Exercise objective = Switch "channel-item" to "channel-entry" throughout the items below and write all the items out again with nothing else changed, leaving out the pictures.

Rows =
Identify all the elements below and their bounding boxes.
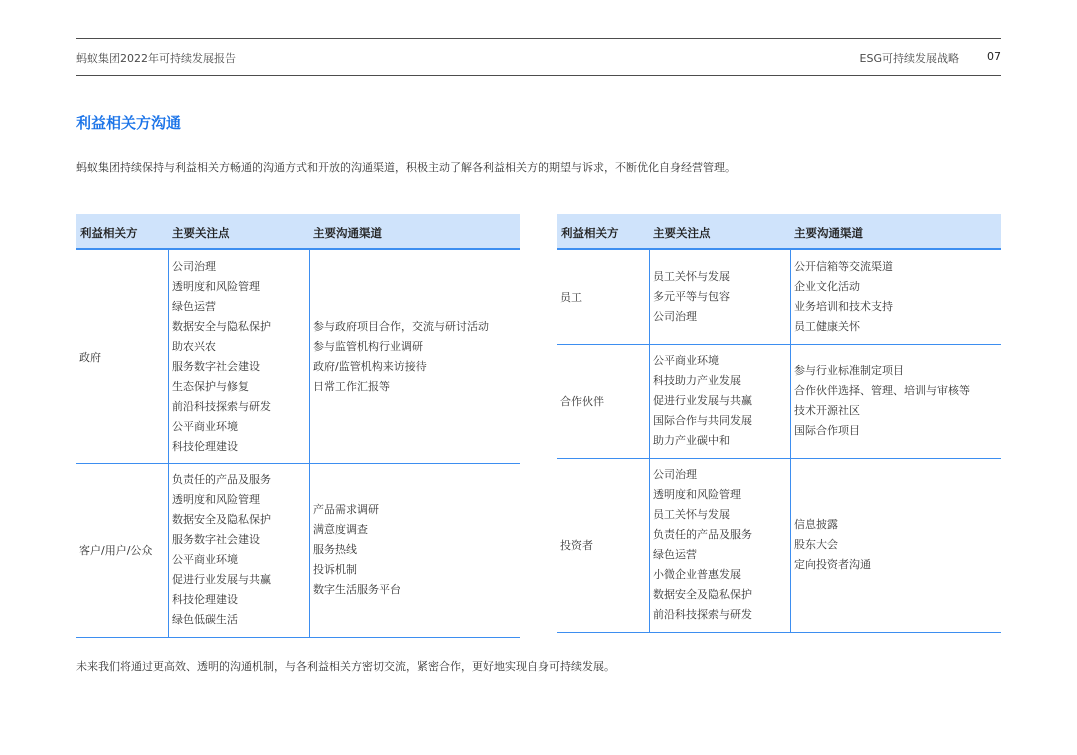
table-header xyxy=(557,214,1001,250)
closing-paragraph: 未来我们将通过更高效、透明的沟通机制，与各利益相关方密切交流，紧密合作，更好地实现自身可持续发展。 xyxy=(76,660,615,673)
concern-item: 公司治理 xyxy=(172,260,216,273)
table-row xyxy=(557,344,1001,459)
concern-item: 科技伦理建设 xyxy=(172,440,238,453)
header-top-rule xyxy=(76,38,1001,39)
concern-item: 绿色运营 xyxy=(653,548,697,561)
concern-item: 促进行业发展与共赢 xyxy=(172,573,271,586)
table-row xyxy=(557,250,1001,345)
channels-cell xyxy=(794,361,970,441)
concerns-cell xyxy=(172,257,271,457)
channels-cell xyxy=(313,317,489,397)
stakeholder-table-right xyxy=(557,214,1001,632)
header-stakeholder: 利益相关方 xyxy=(561,226,619,240)
concern-item: 数据安全及隐私保护 xyxy=(172,513,271,526)
header-bottom-rule xyxy=(76,75,1001,76)
concern-item: 多元平等与包容 xyxy=(653,290,730,303)
column-divider xyxy=(790,250,791,344)
channel-item: 政府/监管机构来访接待 xyxy=(313,360,427,373)
header-stakeholder: 利益相关方 xyxy=(80,226,138,240)
column-divider xyxy=(790,458,791,632)
concern-item: 科技伦理建设 xyxy=(172,593,238,606)
concern-item: 绿色运营 xyxy=(172,300,216,313)
channel-item: 技术开源社区 xyxy=(794,404,860,417)
concern-item: 公平商业环境 xyxy=(172,553,238,566)
channel-item: 公开信箱等交流渠道 xyxy=(794,260,893,273)
concern-item: 前沿科技探索与研发 xyxy=(172,400,271,413)
channel-item: 日常工作汇报等 xyxy=(313,380,390,393)
report-title: 蚂蚁集团2022年可持续发展报告 xyxy=(76,52,236,65)
stakeholder-cell: 合作伙伴 xyxy=(560,395,604,408)
concern-item: 透明度和风险管理 xyxy=(653,488,741,501)
concern-item: 绿色低碳生活 xyxy=(172,613,238,626)
concerns-cell xyxy=(653,465,752,625)
page-title: 利益相关方沟通 xyxy=(76,114,182,132)
column-divider xyxy=(168,463,169,637)
stakeholder-table-left xyxy=(76,214,520,638)
table-row xyxy=(557,458,1001,633)
channel-item: 员工健康关怀 xyxy=(794,320,860,333)
header-concerns: 主要关注点 xyxy=(172,226,230,240)
channel-item: 国际合作项目 xyxy=(794,424,860,437)
concerns-cell xyxy=(653,267,730,327)
concern-item: 员工关怀与发展 xyxy=(653,270,730,283)
section-name: ESG可持续发展战略 xyxy=(859,52,959,65)
channel-item: 合作伙伴选择、管理、培训与审核等 xyxy=(794,384,970,397)
concern-item: 公司治理 xyxy=(653,468,697,481)
channel-item: 数字生活服务平台 xyxy=(313,583,401,596)
channel-item: 股东大会 xyxy=(794,538,838,551)
concern-item: 负责任的产品及服务 xyxy=(653,528,752,541)
concern-item: 助力产业碳中和 xyxy=(653,434,730,447)
table-row xyxy=(76,250,520,464)
stakeholder-cell: 客户/用户/公众 xyxy=(79,544,153,557)
column-divider xyxy=(309,463,310,637)
concern-item: 负责任的产品及服务 xyxy=(172,473,271,486)
column-divider xyxy=(168,250,169,463)
concern-item: 公司治理 xyxy=(653,310,697,323)
concern-item: 国际合作与共同发展 xyxy=(653,414,752,427)
stakeholder-cell: 员工 xyxy=(560,291,582,304)
concern-item: 助农兴农 xyxy=(172,340,216,353)
concern-item: 透明度和风险管理 xyxy=(172,280,260,293)
column-divider xyxy=(649,458,650,632)
channel-item: 信息披露 xyxy=(794,518,838,531)
header-channels: 主要沟通渠道 xyxy=(794,226,863,240)
header-concerns: 主要关注点 xyxy=(653,226,711,240)
channels-cell xyxy=(313,500,401,600)
concern-item: 促进行业发展与共赢 xyxy=(653,394,752,407)
table-header xyxy=(76,214,520,250)
channel-item: 业务培训和技术支持 xyxy=(794,300,893,313)
concern-item: 服务数字社会建设 xyxy=(172,533,260,546)
column-divider xyxy=(649,250,650,344)
table-row xyxy=(76,463,520,638)
concern-item: 小微企业普惠发展 xyxy=(653,568,741,581)
channel-item: 企业文化活动 xyxy=(794,280,860,293)
channel-item: 满意度调查 xyxy=(313,523,368,536)
concern-item: 公平商业环境 xyxy=(172,420,238,433)
channel-item: 参与监管机构行业调研 xyxy=(313,340,423,353)
channel-item: 定向投资者沟通 xyxy=(794,558,871,571)
header-right xyxy=(860,50,1001,66)
column-divider xyxy=(649,344,650,458)
channels-cell xyxy=(794,515,871,575)
stakeholder-cell: 政府 xyxy=(79,350,101,364)
concerns-cell xyxy=(653,351,752,451)
channel-item: 参与政府项目合作，交流与研讨活动 xyxy=(313,320,489,333)
concern-item: 透明度和风险管理 xyxy=(172,493,260,506)
header-channels: 主要沟通渠道 xyxy=(313,226,382,240)
channel-item: 参与行业标准制定项目 xyxy=(794,364,904,377)
concern-item: 服务数字社会建设 xyxy=(172,360,260,373)
intro-paragraph: 蚂蚁集团持续保持与利益相关方畅通的沟通方式和开放的沟通渠道，积极主动了解各利益相关方的期望与诉求，不断优化自身经营管理。 xyxy=(76,161,736,174)
concern-item: 数据安全及隐私保护 xyxy=(653,588,752,601)
concern-item: 前沿科技探索与研发 xyxy=(653,608,752,621)
concern-item: 公平商业环境 xyxy=(653,354,719,367)
channel-item: 服务热线 xyxy=(313,543,357,556)
page-number: 07 xyxy=(987,50,1001,63)
column-divider xyxy=(309,250,310,463)
concern-item: 科技助力产业发展 xyxy=(653,374,741,387)
concerns-cell xyxy=(172,470,271,630)
concern-item: 员工关怀与发展 xyxy=(653,508,730,521)
concern-item: 生态保护与修复 xyxy=(172,380,249,393)
concern-item: 数据安全与隐私保护 xyxy=(172,320,271,333)
channel-item: 产品需求调研 xyxy=(313,503,379,516)
channel-item: 投诉机制 xyxy=(313,563,357,576)
stakeholder-cell: 投资者 xyxy=(560,539,593,552)
channels-cell xyxy=(794,257,893,337)
column-divider xyxy=(790,344,791,458)
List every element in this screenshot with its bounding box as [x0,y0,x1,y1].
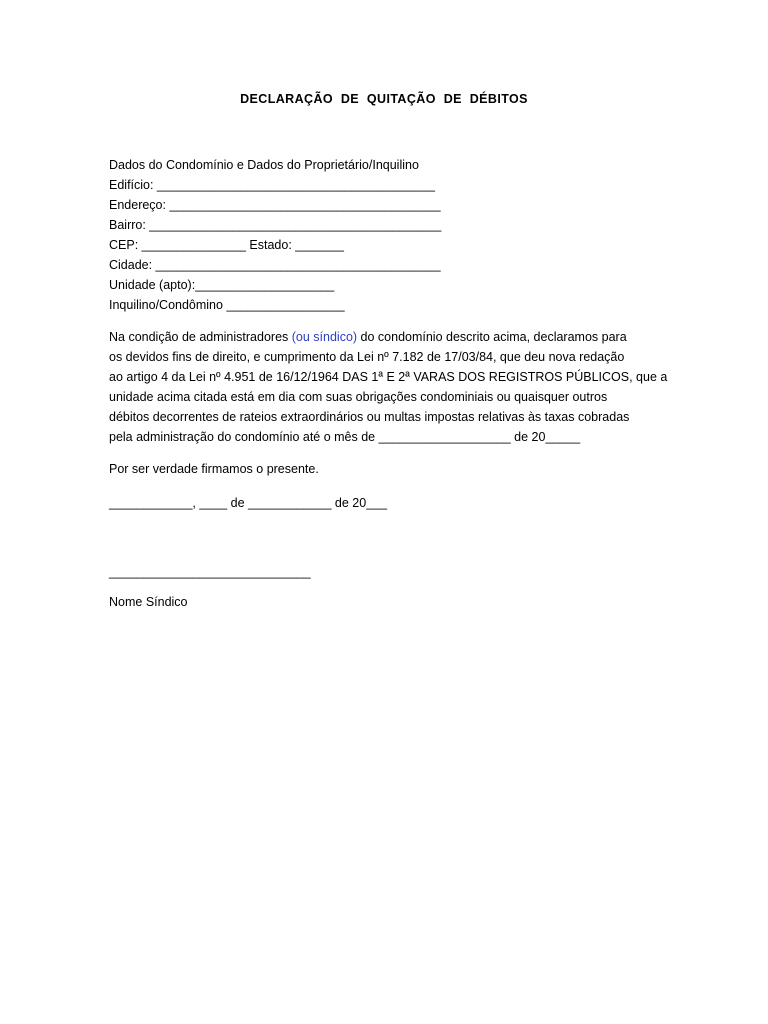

In response =
Identify all the elements below and their bounding boxes.
table-header xyxy=(557,214,1001,250)
closing-paragraph: 未来我们将通过更高效、透明的沟通机制，与各利益相关方密切交流，紧密合作，更好地实现自身可持续发展。 xyxy=(76,660,615,673)
concern-item: 公司治理 xyxy=(172,260,216,273)
table-row xyxy=(557,344,1001,459)
concern-item: 科技伦理建设 xyxy=(172,440,238,453)
header-top-rule xyxy=(76,38,1001,39)
concern-item: 绿色运营 xyxy=(653,548,697,561)
concern-item: 促进行业发展与共赢 xyxy=(172,573,271,586)
table-row xyxy=(557,250,1001,345)
channels-cell xyxy=(794,361,970,441)
concerns-cell xyxy=(172,257,271,457)
channels-cell xyxy=(313,317,489,397)
stakeholder-table-right xyxy=(557,214,1001,632)
header-stakeholder: 利益相关方 xyxy=(561,226,619,240)
concern-item: 数据安全及隐私保护 xyxy=(172,513,271,526)
header-bottom-rule xyxy=(76,75,1001,76)
concern-item: 多元平等与包容 xyxy=(653,290,730,303)
column-divider xyxy=(790,250,791,344)
channel-entry: 政府/监管机构来访接待 xyxy=(313,360,427,373)
header-stakeholder: 利益相关方 xyxy=(80,226,138,240)
column-divider xyxy=(790,458,791,632)
concern-item: 科技伦理建设 xyxy=(172,593,238,606)
concern-item: 绿色运营 xyxy=(172,300,216,313)
channel-entry: 技术开源社区 xyxy=(794,404,860,417)
concern-item: 公平商业环境 xyxy=(172,553,238,566)
channel-entry: 公开信箱等交流渠道 xyxy=(794,260,893,273)
concern-item: 前沿科技探索与研发 xyxy=(172,400,271,413)
channel-entry: 日常工作汇报等 xyxy=(313,380,390,393)
report-title: 蚂蚁集团2022年可持续发展报告 xyxy=(76,52,236,65)
stakeholder-cell: 合作伙伴 xyxy=(560,395,604,408)
concern-item: 透明度和风险管理 xyxy=(653,488,741,501)
concern-item: 绿色低碳生活 xyxy=(172,613,238,626)
concerns-cell xyxy=(653,465,752,625)
page-title: 利益相关方沟通 xyxy=(76,114,182,132)
column-divider xyxy=(168,463,169,637)
stakeholder-table-left xyxy=(76,214,520,638)
table-row xyxy=(557,458,1001,633)
channel-entry: 员工健康关怀 xyxy=(794,320,860,333)
header-concerns: 主要关注点 xyxy=(172,226,230,240)
channel-entry: 国际合作项目 xyxy=(794,424,860,437)
concerns-cell xyxy=(653,267,730,327)
concern-item: 员工关怀与发展 xyxy=(653,270,730,283)
section-name: ESG可持续发展战略 xyxy=(859,52,959,65)
channel-entry: 合作伙伴选择、管理、培训与审核等 xyxy=(794,384,970,397)
concern-item: 公司治理 xyxy=(653,468,697,481)
channel-entry: 数字生活服务平台 xyxy=(313,583,401,596)
channel-entry: 股东大会 xyxy=(794,538,838,551)
concern-item: 负责任的产品及服务 xyxy=(653,528,752,541)
concern-item: 助力产业碳中和 xyxy=(653,434,730,447)
table-row xyxy=(76,250,520,464)
stakeholder-cell: 客户/用户/公众 xyxy=(79,544,153,557)
column-divider xyxy=(309,463,310,637)
concern-item: 负责任的产品及服务 xyxy=(172,473,271,486)
column-divider xyxy=(168,250,169,463)
concern-item: 公司治理 xyxy=(653,310,697,323)
concern-item: 国际合作与共同发展 xyxy=(653,414,752,427)
stakeholder-cell: 员工 xyxy=(560,291,582,304)
concern-item: 助农兴农 xyxy=(172,340,216,353)
concern-item: 透明度和风险管理 xyxy=(172,280,260,293)
column-divider xyxy=(649,458,650,632)
channel-entry: 信息披露 xyxy=(794,518,838,531)
header-channels: 主要沟通渠道 xyxy=(794,226,863,240)
header-concerns: 主要关注点 xyxy=(653,226,711,240)
channels-cell xyxy=(313,500,401,600)
concern-item: 促进行业发展与共赢 xyxy=(653,394,752,407)
table-header xyxy=(76,214,520,250)
channel-entry: 业务培训和技术支持 xyxy=(794,300,893,313)
concern-item: 服务数字社会建设 xyxy=(172,533,260,546)
column-divider xyxy=(649,250,650,344)
table-row xyxy=(76,463,520,638)
concern-item: 小微企业普惠发展 xyxy=(653,568,741,581)
channel-entry: 企业文化活动 xyxy=(794,280,860,293)
channel-entry: 满意度调查 xyxy=(313,523,368,536)
concern-item: 公平商业环境 xyxy=(172,420,238,433)
channel-entry: 参与监管机构行业调研 xyxy=(313,340,423,353)
channel-entry: 定向投资者沟通 xyxy=(794,558,871,571)
header-right xyxy=(860,50,1001,66)
column-divider xyxy=(649,344,650,458)
channels-cell xyxy=(794,515,871,575)
stakeholder-cell: 政府 xyxy=(79,350,101,364)
concerns-cell xyxy=(653,351,752,451)
channel-entry: 参与政府项目合作，交流与研讨活动 xyxy=(313,320,489,333)
concern-item: 透明度和风险管理 xyxy=(172,493,260,506)
header-channels: 主要沟通渠道 xyxy=(313,226,382,240)
channel-entry: 参与行业标准制定项目 xyxy=(794,364,904,377)
concern-item: 服务数字社会建设 xyxy=(172,360,260,373)
intro-paragraph: 蚂蚁集团持续保持与利益相关方畅通的沟通方式和开放的沟通渠道，积极主动了解各利益相关方的期望与诉求，不断优化自身经营管理。 xyxy=(76,161,736,174)
concern-item: 数据安全及隐私保护 xyxy=(653,588,752,601)
concern-item: 前沿科技探索与研发 xyxy=(653,608,752,621)
concern-item: 公平商业环境 xyxy=(653,354,719,367)
channel-entry: 服务热线 xyxy=(313,543,357,556)
page-number: 07 xyxy=(987,50,1001,63)
column-divider xyxy=(309,250,310,463)
concern-item: 科技助力产业发展 xyxy=(653,374,741,387)
concerns-cell xyxy=(172,470,271,630)
concern-item: 员工关怀与发展 xyxy=(653,508,730,521)
concern-item: 生态保护与修复 xyxy=(172,380,249,393)
concern-item: 数据安全与隐私保护 xyxy=(172,320,271,333)
channel-entry: 产品需求调研 xyxy=(313,503,379,516)
channel-entry: 投诉机制 xyxy=(313,563,357,576)
stakeholder-cell: 投资者 xyxy=(560,539,593,552)
channels-cell xyxy=(794,257,893,337)
column-divider xyxy=(790,344,791,458)
List every element in this screenshot with its bounding box as [x0,y0,x1,y1].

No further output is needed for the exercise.